Document extract
Almost Uniform Sampling of Unique Sink Orientations

Let $\varphi$ be a unique sink orientation on the d-cube. Take a direction i and consider any two vertices v,w of C^d such that $i\in v$ and $i\not\in w$ (that is, v lies in the ``top facet'' and w in the ``bottom facet'' with respect to direction i). Suppose that within the subcube they span, v and w have the same out-map except possibly for direction i, i.e.,

   $$\left((s_{\varphi}(v)\oplus s_{\varphi}(w))\cap (v\oplus w)\right)\setminus {i} = \emptyset.$$

Then, by necessity, the edges emanating from v and w, respectively, in direction i have to have the same orientation². The transitive closure of this relation defines an equivalence relation on the edges in direction isuch that equivalent edges have to have the same orientation. Observe that this equivalence relation only depends on the unique sink orientations $\underline{\varphi}(i)$ and $\overline{\varphi}(i)$defined by restricting $\varphi$ to the two facets that are separated by direction i.

Conversely, if we fix two (d-1)-dimensional unique sink orientations $\underline{\varphi}$ and $\overline{\varphi}$on these facets, these orientations define an equivalence relation on the edges in direction i. Moreover, if we orient the edges in direction i, we obtain a unique sink orientation on the whole cube iff we give the same orientation to edges in a common equivalence class.

Exercise requirements
- A) According to the excerpt on unique sink orientations, what condition must edges in a common equivalence class satisfy for the orientation of direction i to yield a unique sink orientation on the whole cube?
- B) Copy out the lines of the records from their first line through the line holding "important-icon <box>39 103 46 110</box>", inclusive.
The excerpt on unique sink orientations and the records that follow it are unrelated to each other.

Provided data
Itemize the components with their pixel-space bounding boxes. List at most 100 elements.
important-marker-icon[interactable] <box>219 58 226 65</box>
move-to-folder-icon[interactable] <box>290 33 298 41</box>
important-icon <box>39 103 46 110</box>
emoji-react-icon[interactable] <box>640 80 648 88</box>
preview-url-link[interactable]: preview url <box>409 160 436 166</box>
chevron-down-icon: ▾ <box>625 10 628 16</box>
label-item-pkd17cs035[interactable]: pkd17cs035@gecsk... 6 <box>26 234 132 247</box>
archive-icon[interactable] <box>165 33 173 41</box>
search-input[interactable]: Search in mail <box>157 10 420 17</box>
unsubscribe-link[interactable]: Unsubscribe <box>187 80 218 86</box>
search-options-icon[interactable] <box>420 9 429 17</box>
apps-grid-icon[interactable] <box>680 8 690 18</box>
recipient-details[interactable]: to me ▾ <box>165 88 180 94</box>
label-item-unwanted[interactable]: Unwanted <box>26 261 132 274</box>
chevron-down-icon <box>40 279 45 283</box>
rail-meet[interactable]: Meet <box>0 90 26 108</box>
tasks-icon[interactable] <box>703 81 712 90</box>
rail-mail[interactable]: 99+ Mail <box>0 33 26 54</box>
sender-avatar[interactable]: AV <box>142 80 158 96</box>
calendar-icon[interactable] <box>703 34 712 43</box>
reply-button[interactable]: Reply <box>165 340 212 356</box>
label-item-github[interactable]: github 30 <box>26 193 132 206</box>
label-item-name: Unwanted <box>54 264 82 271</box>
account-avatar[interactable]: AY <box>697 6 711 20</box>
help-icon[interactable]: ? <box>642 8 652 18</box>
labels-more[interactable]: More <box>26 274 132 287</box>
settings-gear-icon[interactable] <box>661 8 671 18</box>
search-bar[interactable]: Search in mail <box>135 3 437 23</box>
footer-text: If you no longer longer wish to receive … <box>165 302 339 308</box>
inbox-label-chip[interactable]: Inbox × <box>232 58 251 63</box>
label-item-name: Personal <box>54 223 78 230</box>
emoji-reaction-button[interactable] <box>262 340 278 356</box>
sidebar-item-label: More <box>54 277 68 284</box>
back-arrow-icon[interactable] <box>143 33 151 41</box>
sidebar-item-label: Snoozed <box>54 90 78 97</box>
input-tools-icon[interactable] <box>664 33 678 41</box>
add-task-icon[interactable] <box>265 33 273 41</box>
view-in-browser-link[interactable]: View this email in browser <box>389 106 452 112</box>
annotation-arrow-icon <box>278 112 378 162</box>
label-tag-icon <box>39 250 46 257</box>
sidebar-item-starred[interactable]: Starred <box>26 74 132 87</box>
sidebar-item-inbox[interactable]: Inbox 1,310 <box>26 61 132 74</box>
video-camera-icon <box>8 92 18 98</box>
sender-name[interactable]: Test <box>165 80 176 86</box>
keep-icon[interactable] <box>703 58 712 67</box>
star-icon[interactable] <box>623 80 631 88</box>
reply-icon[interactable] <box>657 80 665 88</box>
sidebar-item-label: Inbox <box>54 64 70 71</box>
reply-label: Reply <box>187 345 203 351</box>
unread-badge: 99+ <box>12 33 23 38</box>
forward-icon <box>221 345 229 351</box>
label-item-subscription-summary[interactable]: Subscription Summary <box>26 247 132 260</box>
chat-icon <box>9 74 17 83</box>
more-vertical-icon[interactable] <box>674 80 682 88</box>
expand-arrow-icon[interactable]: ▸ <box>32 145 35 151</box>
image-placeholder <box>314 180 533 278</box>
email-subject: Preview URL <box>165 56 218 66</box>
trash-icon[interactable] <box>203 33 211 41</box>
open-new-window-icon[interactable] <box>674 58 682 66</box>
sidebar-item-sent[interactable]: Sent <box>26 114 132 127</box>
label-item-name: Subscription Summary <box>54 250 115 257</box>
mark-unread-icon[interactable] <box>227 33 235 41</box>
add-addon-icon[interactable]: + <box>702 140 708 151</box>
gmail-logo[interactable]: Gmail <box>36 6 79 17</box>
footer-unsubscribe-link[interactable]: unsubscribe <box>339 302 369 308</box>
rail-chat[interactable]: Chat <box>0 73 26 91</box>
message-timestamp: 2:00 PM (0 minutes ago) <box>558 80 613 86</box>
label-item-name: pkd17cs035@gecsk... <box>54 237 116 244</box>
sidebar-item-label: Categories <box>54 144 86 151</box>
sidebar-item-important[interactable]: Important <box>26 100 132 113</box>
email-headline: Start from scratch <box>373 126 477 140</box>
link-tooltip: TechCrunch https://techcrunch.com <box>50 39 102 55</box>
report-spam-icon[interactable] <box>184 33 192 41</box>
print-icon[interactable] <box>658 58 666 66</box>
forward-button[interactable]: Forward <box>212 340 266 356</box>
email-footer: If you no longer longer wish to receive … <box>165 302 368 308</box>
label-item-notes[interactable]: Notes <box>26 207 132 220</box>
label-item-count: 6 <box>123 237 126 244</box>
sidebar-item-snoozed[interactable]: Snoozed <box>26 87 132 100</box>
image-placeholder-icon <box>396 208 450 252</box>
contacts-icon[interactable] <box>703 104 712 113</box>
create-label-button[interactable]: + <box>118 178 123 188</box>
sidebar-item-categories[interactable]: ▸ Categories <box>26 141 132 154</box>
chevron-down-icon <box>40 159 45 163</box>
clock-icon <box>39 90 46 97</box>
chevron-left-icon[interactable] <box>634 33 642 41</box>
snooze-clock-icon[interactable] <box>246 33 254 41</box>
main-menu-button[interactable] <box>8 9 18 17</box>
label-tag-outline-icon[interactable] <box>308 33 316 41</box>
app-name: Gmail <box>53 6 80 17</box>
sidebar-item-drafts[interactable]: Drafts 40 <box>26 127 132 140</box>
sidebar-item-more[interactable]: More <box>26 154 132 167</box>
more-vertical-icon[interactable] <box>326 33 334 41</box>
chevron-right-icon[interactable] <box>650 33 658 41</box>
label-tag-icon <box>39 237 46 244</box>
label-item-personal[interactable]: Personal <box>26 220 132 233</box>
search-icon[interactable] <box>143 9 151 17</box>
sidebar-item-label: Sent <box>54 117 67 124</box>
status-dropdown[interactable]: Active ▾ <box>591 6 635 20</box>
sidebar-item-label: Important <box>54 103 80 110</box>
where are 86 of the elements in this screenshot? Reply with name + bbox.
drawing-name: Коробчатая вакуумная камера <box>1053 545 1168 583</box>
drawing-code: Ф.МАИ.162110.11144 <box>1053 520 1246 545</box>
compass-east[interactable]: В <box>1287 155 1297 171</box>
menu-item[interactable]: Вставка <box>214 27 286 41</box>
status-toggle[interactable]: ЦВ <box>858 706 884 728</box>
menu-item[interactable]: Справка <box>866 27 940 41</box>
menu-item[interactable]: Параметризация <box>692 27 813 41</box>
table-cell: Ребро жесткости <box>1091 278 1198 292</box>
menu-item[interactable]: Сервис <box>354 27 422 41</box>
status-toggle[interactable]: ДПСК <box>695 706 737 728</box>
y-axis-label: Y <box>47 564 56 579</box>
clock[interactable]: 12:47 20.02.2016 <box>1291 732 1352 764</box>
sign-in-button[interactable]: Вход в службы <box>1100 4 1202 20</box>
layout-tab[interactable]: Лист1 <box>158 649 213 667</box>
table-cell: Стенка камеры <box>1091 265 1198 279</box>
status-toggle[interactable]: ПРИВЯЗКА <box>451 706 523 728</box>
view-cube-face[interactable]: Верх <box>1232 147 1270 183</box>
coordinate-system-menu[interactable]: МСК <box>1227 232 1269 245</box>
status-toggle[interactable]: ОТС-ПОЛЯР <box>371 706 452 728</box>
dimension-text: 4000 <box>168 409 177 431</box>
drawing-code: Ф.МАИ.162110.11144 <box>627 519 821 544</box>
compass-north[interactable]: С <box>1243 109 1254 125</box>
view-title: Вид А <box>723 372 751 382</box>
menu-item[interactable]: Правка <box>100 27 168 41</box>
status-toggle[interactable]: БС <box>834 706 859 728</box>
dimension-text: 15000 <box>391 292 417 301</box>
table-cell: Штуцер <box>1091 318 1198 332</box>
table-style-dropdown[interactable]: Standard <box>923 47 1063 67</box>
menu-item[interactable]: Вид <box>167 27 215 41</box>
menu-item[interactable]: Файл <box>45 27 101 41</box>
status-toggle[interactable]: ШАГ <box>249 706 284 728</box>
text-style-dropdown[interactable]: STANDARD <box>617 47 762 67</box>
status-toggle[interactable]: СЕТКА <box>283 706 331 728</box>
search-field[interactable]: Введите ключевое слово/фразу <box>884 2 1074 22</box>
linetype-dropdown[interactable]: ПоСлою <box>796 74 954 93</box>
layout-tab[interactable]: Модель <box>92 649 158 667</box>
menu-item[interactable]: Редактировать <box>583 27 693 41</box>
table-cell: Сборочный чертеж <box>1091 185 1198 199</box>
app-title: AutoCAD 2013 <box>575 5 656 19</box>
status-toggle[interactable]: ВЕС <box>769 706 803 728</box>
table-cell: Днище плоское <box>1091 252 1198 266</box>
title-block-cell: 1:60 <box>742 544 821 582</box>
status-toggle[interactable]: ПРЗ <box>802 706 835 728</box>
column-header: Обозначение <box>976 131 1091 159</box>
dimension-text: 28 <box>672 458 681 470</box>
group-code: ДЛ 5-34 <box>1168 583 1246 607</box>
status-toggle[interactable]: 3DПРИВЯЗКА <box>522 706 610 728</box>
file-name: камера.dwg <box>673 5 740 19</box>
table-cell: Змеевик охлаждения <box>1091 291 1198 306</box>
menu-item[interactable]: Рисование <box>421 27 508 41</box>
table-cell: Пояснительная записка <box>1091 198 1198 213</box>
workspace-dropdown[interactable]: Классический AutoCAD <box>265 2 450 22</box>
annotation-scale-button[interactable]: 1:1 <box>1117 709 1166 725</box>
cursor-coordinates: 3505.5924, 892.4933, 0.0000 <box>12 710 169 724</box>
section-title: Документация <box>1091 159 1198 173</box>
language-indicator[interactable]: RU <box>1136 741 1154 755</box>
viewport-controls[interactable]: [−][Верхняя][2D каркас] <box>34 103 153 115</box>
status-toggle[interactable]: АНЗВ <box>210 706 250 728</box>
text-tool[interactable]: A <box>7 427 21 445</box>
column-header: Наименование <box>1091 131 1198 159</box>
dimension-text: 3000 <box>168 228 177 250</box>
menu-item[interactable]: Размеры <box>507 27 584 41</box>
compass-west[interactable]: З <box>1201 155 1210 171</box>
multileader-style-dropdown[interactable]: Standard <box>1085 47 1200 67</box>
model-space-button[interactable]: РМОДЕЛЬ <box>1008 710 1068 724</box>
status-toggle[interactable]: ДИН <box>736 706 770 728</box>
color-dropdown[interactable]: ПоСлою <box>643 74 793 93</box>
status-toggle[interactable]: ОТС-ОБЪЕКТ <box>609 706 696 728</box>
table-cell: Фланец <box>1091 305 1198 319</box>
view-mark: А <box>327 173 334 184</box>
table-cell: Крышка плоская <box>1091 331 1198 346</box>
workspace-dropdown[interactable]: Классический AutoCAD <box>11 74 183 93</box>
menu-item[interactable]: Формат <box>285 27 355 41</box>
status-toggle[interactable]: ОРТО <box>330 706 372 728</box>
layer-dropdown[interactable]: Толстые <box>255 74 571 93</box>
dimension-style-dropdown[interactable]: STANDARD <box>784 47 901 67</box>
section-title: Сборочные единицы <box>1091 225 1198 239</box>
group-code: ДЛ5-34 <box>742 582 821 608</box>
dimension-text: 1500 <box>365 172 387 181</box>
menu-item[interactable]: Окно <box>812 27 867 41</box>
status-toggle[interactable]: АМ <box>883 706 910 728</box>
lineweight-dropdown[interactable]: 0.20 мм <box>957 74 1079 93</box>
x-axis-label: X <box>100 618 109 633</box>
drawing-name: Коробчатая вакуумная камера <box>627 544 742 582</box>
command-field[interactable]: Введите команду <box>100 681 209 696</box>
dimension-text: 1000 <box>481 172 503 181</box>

Expected responses
- A) They must all be given the same orientation.

- B)
Itemize the components with their pixel-space bounding boxes. List at most 100 elements.
important-marker-icon[interactable] <box>219 58 226 65</box>
move-to-folder-icon[interactable] <box>290 33 298 41</box>
important-icon <box>39 103 46 110</box>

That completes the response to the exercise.